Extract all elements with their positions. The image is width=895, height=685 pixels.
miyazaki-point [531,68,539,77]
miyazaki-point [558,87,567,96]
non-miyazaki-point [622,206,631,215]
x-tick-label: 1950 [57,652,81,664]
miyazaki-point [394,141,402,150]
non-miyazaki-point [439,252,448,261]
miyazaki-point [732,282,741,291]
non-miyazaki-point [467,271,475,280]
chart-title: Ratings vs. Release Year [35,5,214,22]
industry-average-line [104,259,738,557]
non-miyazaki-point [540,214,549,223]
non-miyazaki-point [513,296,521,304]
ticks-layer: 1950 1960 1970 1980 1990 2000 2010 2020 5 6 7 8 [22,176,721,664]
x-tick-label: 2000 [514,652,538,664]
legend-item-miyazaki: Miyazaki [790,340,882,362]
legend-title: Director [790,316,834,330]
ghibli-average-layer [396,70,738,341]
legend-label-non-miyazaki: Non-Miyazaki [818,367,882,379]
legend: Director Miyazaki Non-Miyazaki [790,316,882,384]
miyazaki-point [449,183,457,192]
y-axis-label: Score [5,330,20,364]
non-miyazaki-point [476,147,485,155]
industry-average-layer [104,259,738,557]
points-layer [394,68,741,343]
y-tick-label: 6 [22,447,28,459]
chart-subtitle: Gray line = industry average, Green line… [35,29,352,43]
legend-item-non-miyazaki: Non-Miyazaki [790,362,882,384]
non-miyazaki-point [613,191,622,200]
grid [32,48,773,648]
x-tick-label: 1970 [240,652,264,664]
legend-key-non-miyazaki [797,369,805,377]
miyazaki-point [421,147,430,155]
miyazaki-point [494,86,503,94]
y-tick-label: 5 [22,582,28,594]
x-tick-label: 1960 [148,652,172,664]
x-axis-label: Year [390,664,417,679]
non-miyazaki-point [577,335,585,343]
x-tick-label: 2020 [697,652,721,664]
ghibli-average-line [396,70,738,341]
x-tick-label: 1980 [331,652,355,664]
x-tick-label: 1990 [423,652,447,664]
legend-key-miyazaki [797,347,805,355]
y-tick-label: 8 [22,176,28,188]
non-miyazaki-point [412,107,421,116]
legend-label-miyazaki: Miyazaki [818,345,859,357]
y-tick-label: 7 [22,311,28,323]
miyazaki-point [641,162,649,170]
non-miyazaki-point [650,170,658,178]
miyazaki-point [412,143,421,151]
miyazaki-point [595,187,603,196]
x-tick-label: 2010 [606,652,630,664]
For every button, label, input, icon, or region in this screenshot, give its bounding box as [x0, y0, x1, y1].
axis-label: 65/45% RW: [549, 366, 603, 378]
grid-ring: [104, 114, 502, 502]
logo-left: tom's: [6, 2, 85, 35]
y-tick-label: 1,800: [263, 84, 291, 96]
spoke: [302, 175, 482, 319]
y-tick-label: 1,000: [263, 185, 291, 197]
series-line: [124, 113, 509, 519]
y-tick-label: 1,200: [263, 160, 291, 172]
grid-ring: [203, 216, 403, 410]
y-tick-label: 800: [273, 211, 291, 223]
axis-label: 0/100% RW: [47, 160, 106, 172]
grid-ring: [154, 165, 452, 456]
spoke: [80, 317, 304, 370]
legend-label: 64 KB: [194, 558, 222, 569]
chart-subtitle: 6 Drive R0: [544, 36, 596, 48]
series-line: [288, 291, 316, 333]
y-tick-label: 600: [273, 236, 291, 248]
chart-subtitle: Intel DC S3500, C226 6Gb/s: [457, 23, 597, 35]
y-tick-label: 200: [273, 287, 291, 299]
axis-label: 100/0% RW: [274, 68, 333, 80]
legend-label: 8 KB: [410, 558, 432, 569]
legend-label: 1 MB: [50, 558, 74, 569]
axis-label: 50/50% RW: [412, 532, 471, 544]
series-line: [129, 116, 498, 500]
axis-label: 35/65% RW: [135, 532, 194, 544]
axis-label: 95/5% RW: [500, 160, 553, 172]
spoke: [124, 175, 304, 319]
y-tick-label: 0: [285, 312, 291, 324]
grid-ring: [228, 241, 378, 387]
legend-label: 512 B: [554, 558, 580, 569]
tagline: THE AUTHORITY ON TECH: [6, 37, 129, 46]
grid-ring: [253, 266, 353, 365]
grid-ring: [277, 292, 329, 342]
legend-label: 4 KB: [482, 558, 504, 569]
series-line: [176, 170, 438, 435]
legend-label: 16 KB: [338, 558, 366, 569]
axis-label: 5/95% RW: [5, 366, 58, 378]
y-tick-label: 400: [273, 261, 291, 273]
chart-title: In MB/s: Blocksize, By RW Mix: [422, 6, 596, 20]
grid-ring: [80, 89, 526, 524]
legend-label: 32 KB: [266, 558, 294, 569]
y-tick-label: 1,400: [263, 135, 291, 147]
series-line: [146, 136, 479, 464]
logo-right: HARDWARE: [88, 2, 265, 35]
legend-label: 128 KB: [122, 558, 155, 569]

========

Written task
Turn the rows, starting at the first one and ending at the one that contains "non-miyazaki-point [540,214,549,223]", both included, into a JSON list of strings with one string per line, leaving out any blank lines.

Task solution
[
  "Extract all elements with their positions. The image is width=895, height=685 pixels.",
  "miyazaki-point [531,68,539,77]",
  "miyazaki-point [558,87,567,96]",
  "non-miyazaki-point [622,206,631,215]",
  "x-tick-label: 1950 [57,652,81,664]",
  "miyazaki-point [394,141,402,150]",
  "non-miyazaki-point [439,252,448,261]",
  "miyazaki-point [732,282,741,291]",
  "non-miyazaki-point [467,271,475,280]",
  "chart-title: Ratings vs. Release Year [35,5,214,22]",
  "industry-average-line [104,259,738,557]",
  "non-miyazaki-point [540,214,549,223]"
]